_Written exercise_
Go through the material below and copy each line where the word "Less" appears.
— Start of Data for the task —
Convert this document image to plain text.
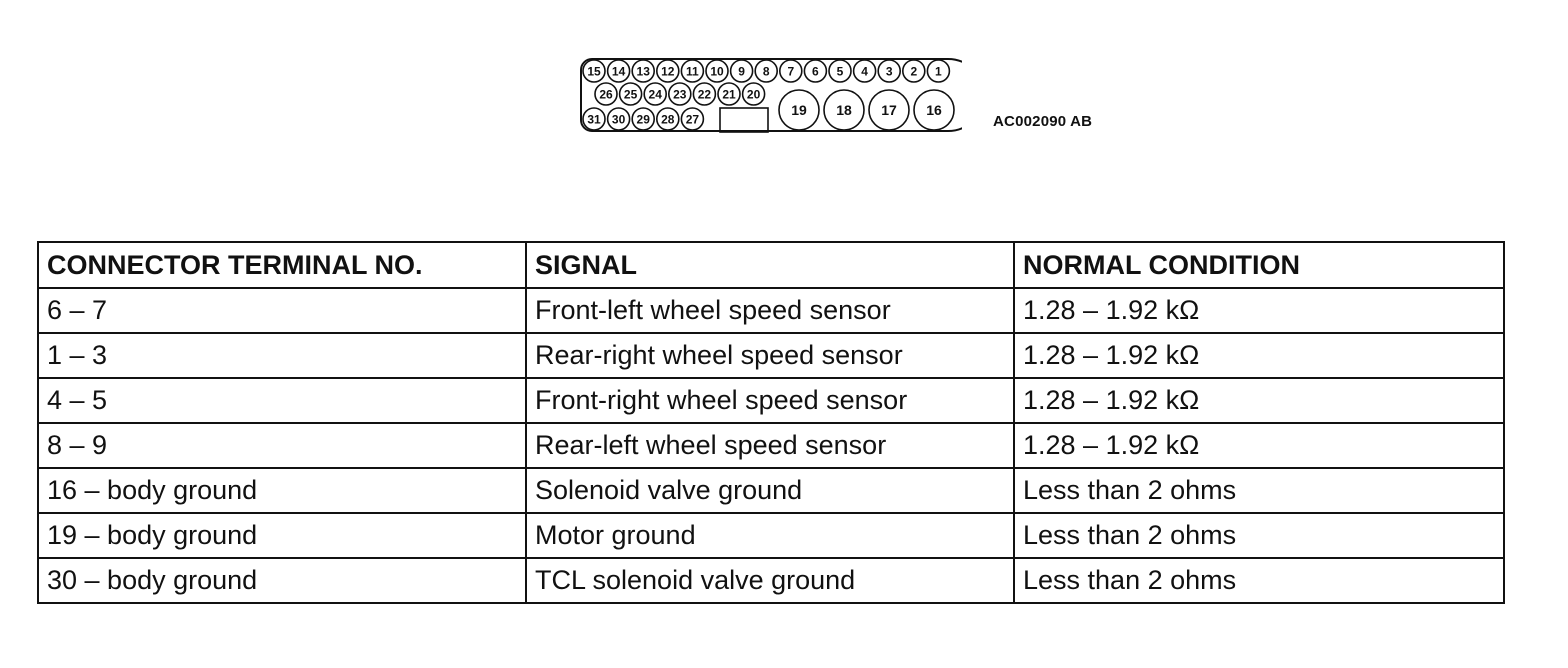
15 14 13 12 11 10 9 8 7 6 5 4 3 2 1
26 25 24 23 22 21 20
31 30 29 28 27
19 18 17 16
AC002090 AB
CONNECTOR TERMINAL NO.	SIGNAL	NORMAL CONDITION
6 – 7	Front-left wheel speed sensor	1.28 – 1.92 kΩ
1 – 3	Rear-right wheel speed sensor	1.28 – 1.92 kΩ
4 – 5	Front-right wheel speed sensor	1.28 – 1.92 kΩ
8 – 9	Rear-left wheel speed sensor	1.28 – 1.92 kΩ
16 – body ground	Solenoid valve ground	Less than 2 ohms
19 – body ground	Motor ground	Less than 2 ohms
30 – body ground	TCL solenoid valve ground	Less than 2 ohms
— End of Data for the task —
_Response below_
16 – body ground	Solenoid valve ground	Less than 2 ohms
19 – body ground	Motor ground	Less than 2 ohms
30 – body ground	TCL solenoid valve ground	Less than 2 ohms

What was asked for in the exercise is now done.